* GIVEN REQUEST *
Go through the listing and return every line with "يدخل" in it.

┄┄┄┄┄┄┄┄┄┄┄┄┄┄┄┄┄┄┄┄

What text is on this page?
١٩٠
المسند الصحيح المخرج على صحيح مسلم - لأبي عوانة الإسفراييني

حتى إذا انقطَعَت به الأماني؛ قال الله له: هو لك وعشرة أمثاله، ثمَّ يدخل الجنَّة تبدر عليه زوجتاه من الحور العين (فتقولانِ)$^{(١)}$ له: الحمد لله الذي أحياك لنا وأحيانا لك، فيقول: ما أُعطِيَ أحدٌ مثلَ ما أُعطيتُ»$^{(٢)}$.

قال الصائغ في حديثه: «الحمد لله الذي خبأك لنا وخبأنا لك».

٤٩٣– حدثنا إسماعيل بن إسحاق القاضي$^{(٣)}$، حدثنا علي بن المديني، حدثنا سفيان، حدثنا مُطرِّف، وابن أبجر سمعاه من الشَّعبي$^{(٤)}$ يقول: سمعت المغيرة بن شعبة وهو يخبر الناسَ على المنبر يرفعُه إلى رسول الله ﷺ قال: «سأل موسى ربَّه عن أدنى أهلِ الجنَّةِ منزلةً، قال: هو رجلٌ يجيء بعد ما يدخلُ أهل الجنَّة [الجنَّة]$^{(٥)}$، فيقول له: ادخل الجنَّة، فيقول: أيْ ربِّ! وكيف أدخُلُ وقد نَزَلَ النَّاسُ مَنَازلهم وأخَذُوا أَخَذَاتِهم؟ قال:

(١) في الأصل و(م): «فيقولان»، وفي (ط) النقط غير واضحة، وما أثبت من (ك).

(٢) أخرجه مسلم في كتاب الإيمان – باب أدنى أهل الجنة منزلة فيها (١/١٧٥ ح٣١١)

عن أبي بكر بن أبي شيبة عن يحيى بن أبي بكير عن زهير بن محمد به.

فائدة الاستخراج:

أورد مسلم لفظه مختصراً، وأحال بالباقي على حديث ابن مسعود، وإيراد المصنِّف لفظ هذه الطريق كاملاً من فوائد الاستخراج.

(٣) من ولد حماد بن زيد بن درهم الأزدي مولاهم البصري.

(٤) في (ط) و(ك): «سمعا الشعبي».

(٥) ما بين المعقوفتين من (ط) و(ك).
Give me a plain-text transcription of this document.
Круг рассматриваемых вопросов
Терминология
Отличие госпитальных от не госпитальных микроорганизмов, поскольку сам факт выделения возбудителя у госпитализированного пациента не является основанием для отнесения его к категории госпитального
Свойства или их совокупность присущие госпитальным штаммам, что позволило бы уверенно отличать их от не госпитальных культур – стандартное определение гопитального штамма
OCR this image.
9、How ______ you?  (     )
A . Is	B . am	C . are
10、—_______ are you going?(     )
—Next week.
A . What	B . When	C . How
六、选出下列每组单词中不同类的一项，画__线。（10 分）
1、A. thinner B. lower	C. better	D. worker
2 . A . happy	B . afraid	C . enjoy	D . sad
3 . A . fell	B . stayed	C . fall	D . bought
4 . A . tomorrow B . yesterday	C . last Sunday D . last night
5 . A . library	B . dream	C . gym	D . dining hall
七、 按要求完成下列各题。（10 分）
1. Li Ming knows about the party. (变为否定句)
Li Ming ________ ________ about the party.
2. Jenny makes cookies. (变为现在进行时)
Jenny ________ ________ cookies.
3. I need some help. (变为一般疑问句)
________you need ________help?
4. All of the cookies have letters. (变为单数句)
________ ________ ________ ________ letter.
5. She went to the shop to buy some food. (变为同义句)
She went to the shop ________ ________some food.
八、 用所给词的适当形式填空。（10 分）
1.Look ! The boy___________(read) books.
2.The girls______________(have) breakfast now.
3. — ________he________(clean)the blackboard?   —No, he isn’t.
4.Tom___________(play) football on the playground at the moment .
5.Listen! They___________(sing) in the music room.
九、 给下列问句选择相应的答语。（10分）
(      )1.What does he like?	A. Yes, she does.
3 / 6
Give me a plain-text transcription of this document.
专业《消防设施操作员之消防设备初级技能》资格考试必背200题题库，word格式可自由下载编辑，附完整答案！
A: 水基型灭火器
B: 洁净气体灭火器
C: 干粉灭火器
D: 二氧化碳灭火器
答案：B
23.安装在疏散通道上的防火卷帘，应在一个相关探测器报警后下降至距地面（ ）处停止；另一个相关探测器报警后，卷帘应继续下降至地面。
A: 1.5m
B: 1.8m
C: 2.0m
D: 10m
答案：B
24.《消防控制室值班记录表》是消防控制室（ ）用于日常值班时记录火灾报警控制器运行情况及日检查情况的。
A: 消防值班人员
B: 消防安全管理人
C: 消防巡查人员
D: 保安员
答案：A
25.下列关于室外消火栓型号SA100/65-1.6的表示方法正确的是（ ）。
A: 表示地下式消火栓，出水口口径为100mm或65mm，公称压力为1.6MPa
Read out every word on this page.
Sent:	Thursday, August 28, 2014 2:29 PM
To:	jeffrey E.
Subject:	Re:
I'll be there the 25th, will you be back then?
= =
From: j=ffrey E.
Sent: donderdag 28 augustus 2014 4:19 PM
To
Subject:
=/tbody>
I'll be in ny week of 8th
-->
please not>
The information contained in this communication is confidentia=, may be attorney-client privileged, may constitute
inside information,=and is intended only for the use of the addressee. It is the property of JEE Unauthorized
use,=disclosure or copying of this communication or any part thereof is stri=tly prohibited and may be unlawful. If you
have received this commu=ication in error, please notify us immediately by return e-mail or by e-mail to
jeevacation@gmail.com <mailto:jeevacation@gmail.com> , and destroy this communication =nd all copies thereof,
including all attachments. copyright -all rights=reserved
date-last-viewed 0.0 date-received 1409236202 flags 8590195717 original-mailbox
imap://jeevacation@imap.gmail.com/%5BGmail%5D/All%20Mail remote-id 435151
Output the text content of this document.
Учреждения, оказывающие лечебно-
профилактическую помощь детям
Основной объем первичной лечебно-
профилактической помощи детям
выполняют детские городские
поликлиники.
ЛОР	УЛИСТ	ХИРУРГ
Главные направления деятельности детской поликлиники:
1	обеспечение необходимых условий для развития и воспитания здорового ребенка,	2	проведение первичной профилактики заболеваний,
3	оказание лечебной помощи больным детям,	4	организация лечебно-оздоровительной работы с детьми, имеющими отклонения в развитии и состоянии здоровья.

┄┄┄┄┄┄┄┄┄┄┄┄┄┄┄┄┄┄┄┄

* REPLY TO THE EXERCISE *
حتى إذا انقطَعَت به الأماني؛ قال الله له: هو لك وعشرة أمثاله، ثمَّ يدخل الجنَّة تبدر عليه زوجتاه من الحور العين (فتقولانِ)$^{(١)}$ له: الحمد لله الذي أحياك لنا وأحيانا لك، فيقول: ما أُعطِيَ أحدٌ مثلَ ما أُعطيتُ»$^{(٢)}$.
٤٩٣– حدثنا إسماعيل بن إسحاق القاضي$^{(٣)}$، حدثنا علي بن المديني، حدثنا سفيان، حدثنا مُطرِّف، وابن أبجر سمعاه من الشَّعبي$^{(٤)}$ يقول: سمعت المغيرة بن شعبة وهو يخبر الناسَ على المنبر يرفعُه إلى رسول الله ﷺ قال: «سأل موسى ربَّه عن أدنى أهلِ الجنَّةِ منزلةً، قال: هو رجلٌ يجيء بعد ما يدخلُ أهل الجنَّة [الجنَّة]$^{(٥)}$، فيقول له: ادخل الجنَّة، فيقول: أيْ ربِّ! وكيف أدخُلُ وقد نَزَلَ النَّاسُ مَنَازلهم وأخَذُوا أَخَذَاتِهم؟ قال:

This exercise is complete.